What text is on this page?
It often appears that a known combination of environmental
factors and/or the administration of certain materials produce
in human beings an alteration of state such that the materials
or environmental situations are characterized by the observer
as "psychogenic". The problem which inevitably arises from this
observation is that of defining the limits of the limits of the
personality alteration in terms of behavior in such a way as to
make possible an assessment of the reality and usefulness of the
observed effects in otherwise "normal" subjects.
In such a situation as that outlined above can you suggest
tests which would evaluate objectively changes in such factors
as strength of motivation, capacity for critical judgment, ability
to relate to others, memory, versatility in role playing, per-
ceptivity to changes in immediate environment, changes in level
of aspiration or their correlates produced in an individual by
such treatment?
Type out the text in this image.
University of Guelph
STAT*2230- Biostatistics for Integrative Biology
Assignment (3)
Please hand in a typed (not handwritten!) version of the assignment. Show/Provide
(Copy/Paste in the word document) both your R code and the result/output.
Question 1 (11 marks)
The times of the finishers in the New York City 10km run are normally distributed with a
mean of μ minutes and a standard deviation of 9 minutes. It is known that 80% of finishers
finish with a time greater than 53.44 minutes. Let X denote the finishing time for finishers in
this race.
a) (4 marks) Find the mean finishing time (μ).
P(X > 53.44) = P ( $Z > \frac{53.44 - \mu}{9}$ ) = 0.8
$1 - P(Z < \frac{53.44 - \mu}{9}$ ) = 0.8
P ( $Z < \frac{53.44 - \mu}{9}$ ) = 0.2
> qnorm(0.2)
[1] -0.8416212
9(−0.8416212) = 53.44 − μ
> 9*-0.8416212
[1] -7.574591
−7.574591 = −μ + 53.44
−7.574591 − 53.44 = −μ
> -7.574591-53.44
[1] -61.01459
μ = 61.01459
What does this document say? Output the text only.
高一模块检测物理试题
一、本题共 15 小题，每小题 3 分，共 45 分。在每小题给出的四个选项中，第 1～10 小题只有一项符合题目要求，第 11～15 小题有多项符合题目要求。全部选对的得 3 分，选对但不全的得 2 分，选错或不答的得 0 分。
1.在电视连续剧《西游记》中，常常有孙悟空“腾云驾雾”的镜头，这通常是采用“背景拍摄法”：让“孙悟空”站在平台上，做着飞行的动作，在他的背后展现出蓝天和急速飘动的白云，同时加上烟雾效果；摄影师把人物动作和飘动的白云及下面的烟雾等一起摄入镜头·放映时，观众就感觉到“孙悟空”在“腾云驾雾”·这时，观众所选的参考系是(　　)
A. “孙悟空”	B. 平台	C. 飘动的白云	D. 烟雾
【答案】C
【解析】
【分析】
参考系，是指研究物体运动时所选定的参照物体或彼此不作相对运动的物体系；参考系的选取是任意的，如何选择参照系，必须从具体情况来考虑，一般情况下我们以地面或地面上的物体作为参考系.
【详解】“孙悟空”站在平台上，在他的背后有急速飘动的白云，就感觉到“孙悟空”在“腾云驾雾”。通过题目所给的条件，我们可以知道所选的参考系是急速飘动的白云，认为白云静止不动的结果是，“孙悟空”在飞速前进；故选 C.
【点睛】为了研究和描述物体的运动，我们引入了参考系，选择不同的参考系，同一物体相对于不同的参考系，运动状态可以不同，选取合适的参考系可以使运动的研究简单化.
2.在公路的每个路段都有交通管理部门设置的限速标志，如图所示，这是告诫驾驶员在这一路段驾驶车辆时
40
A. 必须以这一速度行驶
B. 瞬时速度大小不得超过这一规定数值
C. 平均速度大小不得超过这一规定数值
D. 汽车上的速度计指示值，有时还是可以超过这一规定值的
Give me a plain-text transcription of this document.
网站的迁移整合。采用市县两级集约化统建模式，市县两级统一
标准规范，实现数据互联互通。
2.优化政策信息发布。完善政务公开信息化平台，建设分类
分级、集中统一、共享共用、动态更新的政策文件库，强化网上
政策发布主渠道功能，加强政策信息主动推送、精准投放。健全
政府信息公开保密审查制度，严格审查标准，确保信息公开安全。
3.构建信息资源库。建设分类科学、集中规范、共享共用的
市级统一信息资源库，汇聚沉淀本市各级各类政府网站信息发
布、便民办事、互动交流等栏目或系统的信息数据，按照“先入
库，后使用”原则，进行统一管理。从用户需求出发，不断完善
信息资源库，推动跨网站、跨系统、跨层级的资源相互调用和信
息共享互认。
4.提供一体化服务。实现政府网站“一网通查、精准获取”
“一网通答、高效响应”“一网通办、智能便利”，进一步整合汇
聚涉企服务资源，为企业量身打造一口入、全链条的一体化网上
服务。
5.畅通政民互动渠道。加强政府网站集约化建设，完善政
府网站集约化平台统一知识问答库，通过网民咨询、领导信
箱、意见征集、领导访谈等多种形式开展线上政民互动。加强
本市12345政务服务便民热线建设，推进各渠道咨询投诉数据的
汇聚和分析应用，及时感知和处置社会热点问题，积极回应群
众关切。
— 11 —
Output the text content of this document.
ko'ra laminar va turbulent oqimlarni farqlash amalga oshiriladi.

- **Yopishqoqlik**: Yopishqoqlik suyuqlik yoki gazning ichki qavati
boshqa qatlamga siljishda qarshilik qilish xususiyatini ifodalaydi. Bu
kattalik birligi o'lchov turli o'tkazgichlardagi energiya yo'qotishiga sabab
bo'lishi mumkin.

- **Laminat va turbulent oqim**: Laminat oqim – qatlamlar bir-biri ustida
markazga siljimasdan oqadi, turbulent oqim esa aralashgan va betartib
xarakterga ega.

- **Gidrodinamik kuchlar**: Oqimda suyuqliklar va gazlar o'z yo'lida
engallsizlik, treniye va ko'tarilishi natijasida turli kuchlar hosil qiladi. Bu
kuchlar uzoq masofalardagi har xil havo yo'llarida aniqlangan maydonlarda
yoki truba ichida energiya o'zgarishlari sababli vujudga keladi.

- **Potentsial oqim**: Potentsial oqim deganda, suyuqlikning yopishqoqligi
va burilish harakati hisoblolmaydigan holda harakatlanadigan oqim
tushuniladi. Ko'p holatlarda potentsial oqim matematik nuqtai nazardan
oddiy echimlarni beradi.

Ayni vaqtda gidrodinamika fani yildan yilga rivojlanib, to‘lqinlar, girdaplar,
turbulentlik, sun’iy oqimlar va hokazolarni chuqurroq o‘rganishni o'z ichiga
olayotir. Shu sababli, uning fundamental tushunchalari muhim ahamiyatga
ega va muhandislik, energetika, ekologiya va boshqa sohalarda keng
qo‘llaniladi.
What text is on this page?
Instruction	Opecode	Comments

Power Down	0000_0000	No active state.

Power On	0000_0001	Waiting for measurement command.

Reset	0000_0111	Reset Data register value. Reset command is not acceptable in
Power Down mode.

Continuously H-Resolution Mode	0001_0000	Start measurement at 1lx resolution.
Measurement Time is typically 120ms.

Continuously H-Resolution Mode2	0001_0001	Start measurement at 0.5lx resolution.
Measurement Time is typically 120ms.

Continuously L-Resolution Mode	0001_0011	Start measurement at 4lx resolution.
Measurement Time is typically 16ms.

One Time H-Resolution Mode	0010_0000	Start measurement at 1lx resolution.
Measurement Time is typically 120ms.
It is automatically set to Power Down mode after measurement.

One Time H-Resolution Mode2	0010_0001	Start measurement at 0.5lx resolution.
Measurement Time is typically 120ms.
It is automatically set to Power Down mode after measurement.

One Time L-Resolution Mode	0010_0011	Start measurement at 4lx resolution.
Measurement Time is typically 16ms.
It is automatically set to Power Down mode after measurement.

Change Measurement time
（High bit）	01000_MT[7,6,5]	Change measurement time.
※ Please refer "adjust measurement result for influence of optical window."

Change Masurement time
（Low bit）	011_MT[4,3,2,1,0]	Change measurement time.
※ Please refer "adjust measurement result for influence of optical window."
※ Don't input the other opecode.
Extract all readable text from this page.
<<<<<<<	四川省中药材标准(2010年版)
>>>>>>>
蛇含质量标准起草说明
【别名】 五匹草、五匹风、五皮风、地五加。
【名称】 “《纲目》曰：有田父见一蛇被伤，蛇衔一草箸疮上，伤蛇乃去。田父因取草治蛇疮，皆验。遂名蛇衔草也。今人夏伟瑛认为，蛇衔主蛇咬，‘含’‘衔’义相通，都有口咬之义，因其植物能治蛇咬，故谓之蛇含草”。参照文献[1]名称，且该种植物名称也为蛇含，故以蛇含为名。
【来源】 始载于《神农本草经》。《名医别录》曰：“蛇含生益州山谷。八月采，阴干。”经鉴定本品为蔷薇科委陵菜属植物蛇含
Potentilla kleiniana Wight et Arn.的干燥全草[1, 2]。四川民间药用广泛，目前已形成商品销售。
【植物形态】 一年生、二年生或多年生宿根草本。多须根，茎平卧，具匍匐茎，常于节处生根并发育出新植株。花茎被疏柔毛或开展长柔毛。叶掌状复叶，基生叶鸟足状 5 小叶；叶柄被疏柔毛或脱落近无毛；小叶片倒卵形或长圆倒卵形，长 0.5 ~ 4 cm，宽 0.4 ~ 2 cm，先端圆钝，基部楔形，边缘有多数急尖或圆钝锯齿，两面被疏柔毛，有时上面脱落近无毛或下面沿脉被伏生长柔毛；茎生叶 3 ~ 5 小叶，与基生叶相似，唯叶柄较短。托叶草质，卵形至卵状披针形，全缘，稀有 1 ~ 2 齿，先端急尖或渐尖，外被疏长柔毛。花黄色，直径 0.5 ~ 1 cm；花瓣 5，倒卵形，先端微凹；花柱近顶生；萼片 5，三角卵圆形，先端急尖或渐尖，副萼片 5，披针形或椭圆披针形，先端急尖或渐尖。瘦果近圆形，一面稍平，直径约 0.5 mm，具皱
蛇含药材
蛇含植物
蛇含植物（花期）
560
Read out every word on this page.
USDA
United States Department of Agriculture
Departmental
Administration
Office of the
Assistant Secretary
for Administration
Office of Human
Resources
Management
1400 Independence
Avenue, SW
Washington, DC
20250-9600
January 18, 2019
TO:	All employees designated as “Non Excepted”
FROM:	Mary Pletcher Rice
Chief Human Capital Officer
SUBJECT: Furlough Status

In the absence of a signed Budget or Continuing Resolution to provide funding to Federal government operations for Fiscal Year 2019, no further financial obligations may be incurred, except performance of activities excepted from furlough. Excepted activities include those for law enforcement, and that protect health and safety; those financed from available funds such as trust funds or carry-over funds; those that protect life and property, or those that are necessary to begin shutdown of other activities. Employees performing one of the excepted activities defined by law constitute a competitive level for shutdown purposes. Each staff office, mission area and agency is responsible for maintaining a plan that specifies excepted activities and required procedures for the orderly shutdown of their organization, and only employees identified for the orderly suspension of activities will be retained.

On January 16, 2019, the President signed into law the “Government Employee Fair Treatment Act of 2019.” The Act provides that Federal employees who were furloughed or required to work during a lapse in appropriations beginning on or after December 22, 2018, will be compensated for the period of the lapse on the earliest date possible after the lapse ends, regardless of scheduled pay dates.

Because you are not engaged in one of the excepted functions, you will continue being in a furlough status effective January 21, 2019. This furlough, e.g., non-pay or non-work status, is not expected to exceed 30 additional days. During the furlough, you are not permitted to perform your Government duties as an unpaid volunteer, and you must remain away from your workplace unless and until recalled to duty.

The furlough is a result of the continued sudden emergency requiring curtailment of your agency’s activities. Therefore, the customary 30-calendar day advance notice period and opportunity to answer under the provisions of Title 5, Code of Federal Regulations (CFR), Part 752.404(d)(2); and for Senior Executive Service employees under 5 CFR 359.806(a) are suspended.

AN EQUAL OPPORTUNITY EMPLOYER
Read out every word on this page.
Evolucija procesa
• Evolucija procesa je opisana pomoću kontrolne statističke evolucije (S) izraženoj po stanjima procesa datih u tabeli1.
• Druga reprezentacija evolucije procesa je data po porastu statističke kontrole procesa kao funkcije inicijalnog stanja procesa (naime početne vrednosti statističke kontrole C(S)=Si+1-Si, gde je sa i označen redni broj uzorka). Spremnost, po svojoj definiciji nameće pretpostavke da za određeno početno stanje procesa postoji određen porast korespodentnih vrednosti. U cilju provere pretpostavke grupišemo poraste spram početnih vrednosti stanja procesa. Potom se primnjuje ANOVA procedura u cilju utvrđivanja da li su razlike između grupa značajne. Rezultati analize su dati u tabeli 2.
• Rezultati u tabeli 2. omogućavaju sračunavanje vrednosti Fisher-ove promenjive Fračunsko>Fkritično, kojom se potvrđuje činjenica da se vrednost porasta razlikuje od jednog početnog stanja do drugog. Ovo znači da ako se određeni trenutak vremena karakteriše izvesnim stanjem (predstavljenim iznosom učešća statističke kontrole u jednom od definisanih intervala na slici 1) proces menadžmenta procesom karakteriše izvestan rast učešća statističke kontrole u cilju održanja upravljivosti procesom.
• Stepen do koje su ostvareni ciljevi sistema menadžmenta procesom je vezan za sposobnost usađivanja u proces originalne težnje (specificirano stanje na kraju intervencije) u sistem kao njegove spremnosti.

- What you need to do
Whenever "kuchlar" turns up in a line, pick that line out.

- Response to the exercise
- **Gidrodinamik kuchlar**: Oqimda suyuqliklar va gazlar o'z yo'lida
engallsizlik, treniye va ko'tarilishi natijasida turli kuchlar hosil qiladi. Bu
kuchlar uzoq masofalardagi har xil havo yo'llarida aniqlangan maydonlarda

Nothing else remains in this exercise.